Write the data out again exactly, dropping any images it holds.
┄┄┄┄┄┄┄┄┄┄
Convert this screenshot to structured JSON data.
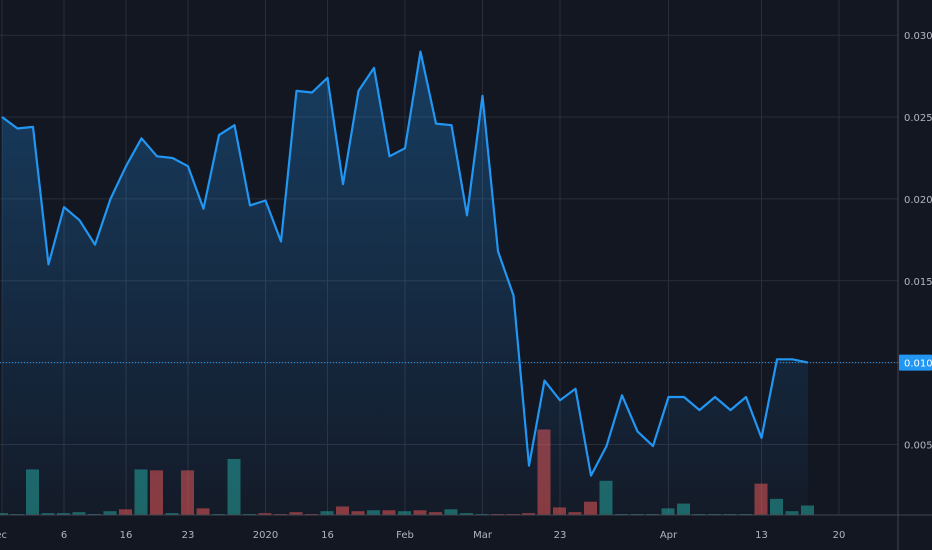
{
  "theme": {
    "background": "#131722",
    "grid": "#2a2e39",
    "line": "#2196f3",
    "volume_up": "#26a69a",
    "volume_down": "#ef5350",
    "axis_text": "#b2b5be",
    "badge_bg": "#2196f3",
    "badge_text": "#ffffff"
  },
  "chart_data": {
    "type": "area",
    "title": "",
    "y_axis": {
      "ticks": [
        "0.0050",
        "0.0100",
        "0.0150",
        "0.0200",
        "0.0250",
        "0.0300"
      ],
      "tick_values": [
        0.005,
        0.01,
        0.015,
        0.02,
        0.025,
        0.03
      ],
      "ylim": [
        0.0,
        0.0317
      ],
      "position": "right"
    },
    "x_axis": {
      "ticks": [
        "ec",
        "6",
        "16",
        "23",
        "2020",
        "16",
        "Feb",
        "Mar",
        "23",
        "Apr",
        "13",
        "20"
      ],
      "tick_index": [
        0,
        4,
        8,
        12,
        17,
        21,
        26,
        31,
        36,
        43,
        49,
        54
      ]
    },
    "last_price_label": "0.0100",
    "last_price": 0.01,
    "grid": true,
    "series": [
      {
        "values": [
          0.025,
          0.0243,
          0.0244,
          0.016,
          0.0195,
          0.0187,
          0.0172,
          0.02,
          0.022,
          0.0237,
          0.0226,
          0.0225,
          0.022,
          0.0194,
          0.0239,
          0.0245,
          0.0196,
          0.0199,
          0.0174,
          0.0266,
          0.0265,
          0.0274,
          0.0209,
          0.0266,
          0.028,
          0.0226,
          0.0231,
          0.029,
          0.0246,
          0.0245,
          0.019,
          0.0263,
          0.0168,
          0.0141,
          0.0037,
          0.0089,
          0.0077,
          0.0084,
          0.0031,
          0.0049,
          0.008,
          0.0058,
          0.0049,
          0.0079,
          0.0079,
          0.0071,
          0.0079,
          0.0071,
          0.0079,
          0.0054,
          0.0102,
          0.0102,
          0.01
        ]
      }
    ],
    "volume": {
      "scale_max": 100,
      "values": [
        2,
        1,
        48,
        2,
        2,
        3,
        1,
        4,
        6,
        48,
        47,
        2,
        47,
        7,
        1,
        59,
        1,
        2,
        1,
        3,
        1,
        4,
        9,
        4,
        5,
        5,
        4,
        5,
        3,
        6,
        2,
        1,
        1,
        1,
        2,
        90,
        8,
        3,
        14,
        36,
        1,
        1,
        1,
        7,
        12,
        1,
        1,
        1,
        1,
        33,
        17,
        4,
        10
      ],
      "colors": [
        "up",
        "up",
        "up",
        "up",
        "up",
        "up",
        "up",
        "up",
        "down",
        "up",
        "down",
        "up",
        "down",
        "down",
        "up",
        "up",
        "up",
        "down",
        "down",
        "down",
        "down",
        "up",
        "down",
        "down",
        "up",
        "down",
        "up",
        "down",
        "down",
        "up",
        "up",
        "up",
        "down",
        "down",
        "down",
        "down",
        "down",
        "down",
        "down",
        "up",
        "up",
        "up",
        "up",
        "up",
        "up",
        "up",
        "up",
        "up",
        "up",
        "down",
        "up",
        "up",
        "up"
      ]
    }
  }
}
┄┄┄┄┄┄┄┄┄┄
▶ Solution
Convert this screenshot to structured JSON data.
{
  "theme": {
    "background": "#131722",
    "grid": "#2a2e39",
    "line": "#2196f3",
    "volume_up": "#26a69a",
    "volume_down": "#ef5350",
    "axis_text": "#b2b5be",
    "badge_bg": "#2196f3",
    "badge_text": "#ffffff"
  },
  "chart_data": {
    "type": "area",
    "title": "",
    "y_axis": {
      "ticks": [
        "0.0050",
        "0.0100",
        "0.0150",
        "0.0200",
        "0.0250",
        "0.0300"
      ],
      "tick_values": [
        0.005,
        0.01,
        0.015,
        0.02,
        0.025,
        0.03
      ],
      "ylim": [
        0.0,
        0.0317
      ],
      "position": "right"
    },
    "x_axis": {
      "ticks": [
        "ec",
        "6",
        "16",
        "23",
        "2020",
        "16",
        "Feb",
        "Mar",
        "23",
        "Apr",
        "13",
        "20"
      ],
      "tick_index": [
        0,
        4,
        8,
        12,
        17,
        21,
        26,
        31,
        36,
        43,
        49,
        54
      ]
    },
    "last_price_label": "0.0100",
    "last_price": 0.01,
    "grid": true,
    "series": [
      {
        "values": [
          0.025,
          0.0243,
          0.0244,
          0.016,
          0.0195,
          0.0187,
          0.0172,
          0.02,
          0.022,
          0.0237,
          0.0226,
          0.0225,
          0.022,
          0.0194,
          0.0239,
          0.0245,
          0.0196,
          0.0199,
          0.0174,
          0.0266,
          0.0265,
          0.0274,
          0.0209,
          0.0266,
          0.028,
          0.0226,
          0.0231,
          0.029,
          0.0246,
          0.0245,
          0.019,
          0.0263,
          0.0168,
          0.0141,
          0.0037,
          0.0089,
          0.0077,
          0.0084,
          0.0031,
          0.0049,
          0.008,
          0.0058,
          0.0049,
          0.0079,
          0.0079,
          0.0071,
          0.0079,
          0.0071,
          0.0079,
          0.0054,
          0.0102,
          0.0102,
          0.01
        ]
      }
    ],
    "volume": {
      "scale_max": 100,
      "values": [
        2,
        1,
        48,
        2,
        2,
        3,
        1,
        4,
        6,
        48,
        47,
        2,
        47,
        7,
        1,
        59,
        1,
        2,
        1,
        3,
        1,
        4,
        9,
        4,
        5,
        5,
        4,
        5,
        3,
        6,
        2,
        1,
        1,
        1,
        2,
        90,
        8,
        3,
        14,
        36,
        1,
        1,
        1,
        7,
        12,
        1,
        1,
        1,
        1,
        33,
        17,
        4,
        10
      ],
      "colors": [
        "up",
        "up",
        "up",
        "up",
        "up",
        "up",
        "up",
        "up",
        "down",
        "up",
        "down",
        "up",
        "down",
        "down",
        "up",
        "up",
        "up",
        "down",
        "down",
        "down",
        "down",
        "up",
        "down",
        "down",
        "up",
        "down",
        "up",
        "down",
        "down",
        "up",
        "up",
        "up",
        "down",
        "down",
        "down",
        "down",
        "down",
        "down",
        "down",
        "up",
        "up",
        "up",
        "up",
        "up",
        "up",
        "up",
        "up",
        "up",
        "up",
        "down",
        "up",
        "up",
        "up"
      ]
    }
  }
}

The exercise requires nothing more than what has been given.